Record set:
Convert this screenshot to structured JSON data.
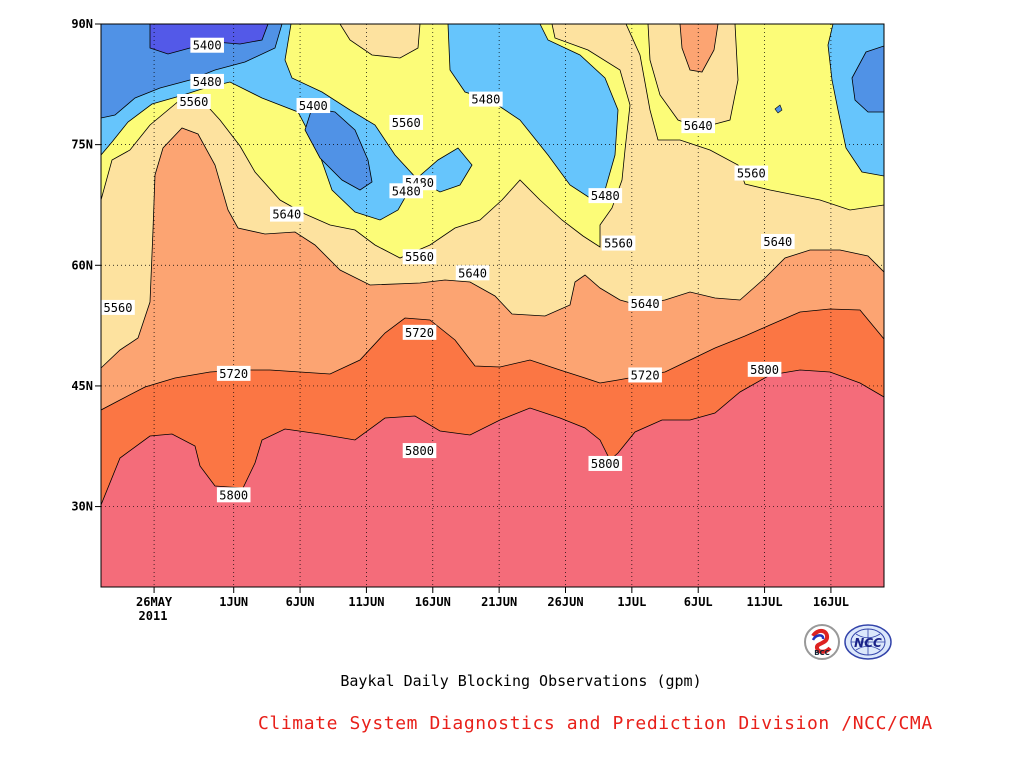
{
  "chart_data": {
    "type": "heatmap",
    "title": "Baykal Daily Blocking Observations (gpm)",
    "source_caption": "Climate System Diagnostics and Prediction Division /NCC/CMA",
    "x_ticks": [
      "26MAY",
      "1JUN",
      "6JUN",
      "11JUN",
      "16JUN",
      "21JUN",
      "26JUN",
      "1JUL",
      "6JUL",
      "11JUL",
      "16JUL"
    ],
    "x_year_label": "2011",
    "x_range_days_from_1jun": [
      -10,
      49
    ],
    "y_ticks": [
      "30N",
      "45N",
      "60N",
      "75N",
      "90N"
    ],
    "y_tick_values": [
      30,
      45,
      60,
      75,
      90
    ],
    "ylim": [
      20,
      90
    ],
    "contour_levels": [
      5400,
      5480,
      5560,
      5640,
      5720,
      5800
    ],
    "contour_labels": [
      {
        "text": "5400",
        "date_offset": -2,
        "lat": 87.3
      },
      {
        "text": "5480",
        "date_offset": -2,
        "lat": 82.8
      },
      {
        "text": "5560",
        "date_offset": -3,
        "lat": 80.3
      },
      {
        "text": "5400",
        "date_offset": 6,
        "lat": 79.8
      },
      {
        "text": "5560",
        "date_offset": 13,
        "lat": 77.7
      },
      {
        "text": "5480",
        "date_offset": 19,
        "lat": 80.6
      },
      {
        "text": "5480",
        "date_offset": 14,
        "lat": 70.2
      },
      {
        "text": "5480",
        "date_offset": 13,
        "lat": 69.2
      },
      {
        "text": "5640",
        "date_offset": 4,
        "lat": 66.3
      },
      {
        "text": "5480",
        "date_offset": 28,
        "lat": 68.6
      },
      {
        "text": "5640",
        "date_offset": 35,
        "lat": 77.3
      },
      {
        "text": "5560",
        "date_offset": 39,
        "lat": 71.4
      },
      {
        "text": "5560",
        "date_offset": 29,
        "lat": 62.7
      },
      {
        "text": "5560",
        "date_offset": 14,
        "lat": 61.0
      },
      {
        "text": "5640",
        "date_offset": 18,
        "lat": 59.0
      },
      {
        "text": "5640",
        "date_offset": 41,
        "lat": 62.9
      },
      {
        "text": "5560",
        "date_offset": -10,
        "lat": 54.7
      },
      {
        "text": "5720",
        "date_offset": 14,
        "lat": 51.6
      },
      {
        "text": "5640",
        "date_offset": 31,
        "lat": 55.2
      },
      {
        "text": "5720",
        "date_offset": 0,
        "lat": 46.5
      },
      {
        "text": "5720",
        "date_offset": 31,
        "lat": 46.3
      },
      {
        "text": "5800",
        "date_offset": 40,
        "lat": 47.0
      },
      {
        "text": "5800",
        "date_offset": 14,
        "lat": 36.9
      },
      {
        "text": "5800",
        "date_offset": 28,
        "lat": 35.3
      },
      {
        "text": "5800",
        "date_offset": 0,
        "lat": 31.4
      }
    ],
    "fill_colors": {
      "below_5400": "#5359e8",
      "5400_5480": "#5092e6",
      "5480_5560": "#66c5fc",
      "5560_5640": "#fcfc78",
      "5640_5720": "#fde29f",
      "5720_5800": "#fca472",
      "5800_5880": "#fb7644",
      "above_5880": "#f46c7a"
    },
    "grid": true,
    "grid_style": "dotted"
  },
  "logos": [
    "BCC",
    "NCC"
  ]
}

Your goal:
Output the entries above exactly, without their pictures.

Task solution:
Convert this screenshot to structured JSON data.
{
  "chart_data": {
    "type": "heatmap",
    "title": "Baykal Daily Blocking Observations (gpm)",
    "source_caption": "Climate System Diagnostics and Prediction Division /NCC/CMA",
    "x_ticks": [
      "26MAY",
      "1JUN",
      "6JUN",
      "11JUN",
      "16JUN",
      "21JUN",
      "26JUN",
      "1JUL",
      "6JUL",
      "11JUL",
      "16JUL"
    ],
    "x_year_label": "2011",
    "x_range_days_from_1jun": [
      -10,
      49
    ],
    "y_ticks": [
      "30N",
      "45N",
      "60N",
      "75N",
      "90N"
    ],
    "y_tick_values": [
      30,
      45,
      60,
      75,
      90
    ],
    "ylim": [
      20,
      90
    ],
    "contour_levels": [
      5400,
      5480,
      5560,
      5640,
      5720,
      5800
    ],
    "contour_labels": [
      {
        "text": "5400",
        "date_offset": -2,
        "lat": 87.3
      },
      {
        "text": "5480",
        "date_offset": -2,
        "lat": 82.8
      },
      {
        "text": "5560",
        "date_offset": -3,
        "lat": 80.3
      },
      {
        "text": "5400",
        "date_offset": 6,
        "lat": 79.8
      },
      {
        "text": "5560",
        "date_offset": 13,
        "lat": 77.7
      },
      {
        "text": "5480",
        "date_offset": 19,
        "lat": 80.6
      },
      {
        "text": "5480",
        "date_offset": 14,
        "lat": 70.2
      },
      {
        "text": "5480",
        "date_offset": 13,
        "lat": 69.2
      },
      {
        "text": "5640",
        "date_offset": 4,
        "lat": 66.3
      },
      {
        "text": "5480",
        "date_offset": 28,
        "lat": 68.6
      },
      {
        "text": "5640",
        "date_offset": 35,
        "lat": 77.3
      },
      {
        "text": "5560",
        "date_offset": 39,
        "lat": 71.4
      },
      {
        "text": "5560",
        "date_offset": 29,
        "lat": 62.7
      },
      {
        "text": "5560",
        "date_offset": 14,
        "lat": 61.0
      },
      {
        "text": "5640",
        "date_offset": 18,
        "lat": 59.0
      },
      {
        "text": "5640",
        "date_offset": 41,
        "lat": 62.9
      },
      {
        "text": "5560",
        "date_offset": -10,
        "lat": 54.7
      },
      {
        "text": "5720",
        "date_offset": 14,
        "lat": 51.6
      },
      {
        "text": "5640",
        "date_offset": 31,
        "lat": 55.2
      },
      {
        "text": "5720",
        "date_offset": 0,
        "lat": 46.5
      },
      {
        "text": "5720",
        "date_offset": 31,
        "lat": 46.3
      },
      {
        "text": "5800",
        "date_offset": 40,
        "lat": 47.0
      },
      {
        "text": "5800",
        "date_offset": 14,
        "lat": 36.9
      },
      {
        "text": "5800",
        "date_offset": 28,
        "lat": 35.3
      },
      {
        "text": "5800",
        "date_offset": 0,
        "lat": 31.4
      }
    ],
    "fill_colors": {
      "below_5400": "#5359e8",
      "5400_5480": "#5092e6",
      "5480_5560": "#66c5fc",
      "5560_5640": "#fcfc78",
      "5640_5720": "#fde29f",
      "5720_5800": "#fca472",
      "5800_5880": "#fb7644",
      "above_5880": "#f46c7a"
    },
    "grid": true,
    "grid_style": "dotted"
  },
  "logos": [
    "BCC",
    "NCC"
  ]
}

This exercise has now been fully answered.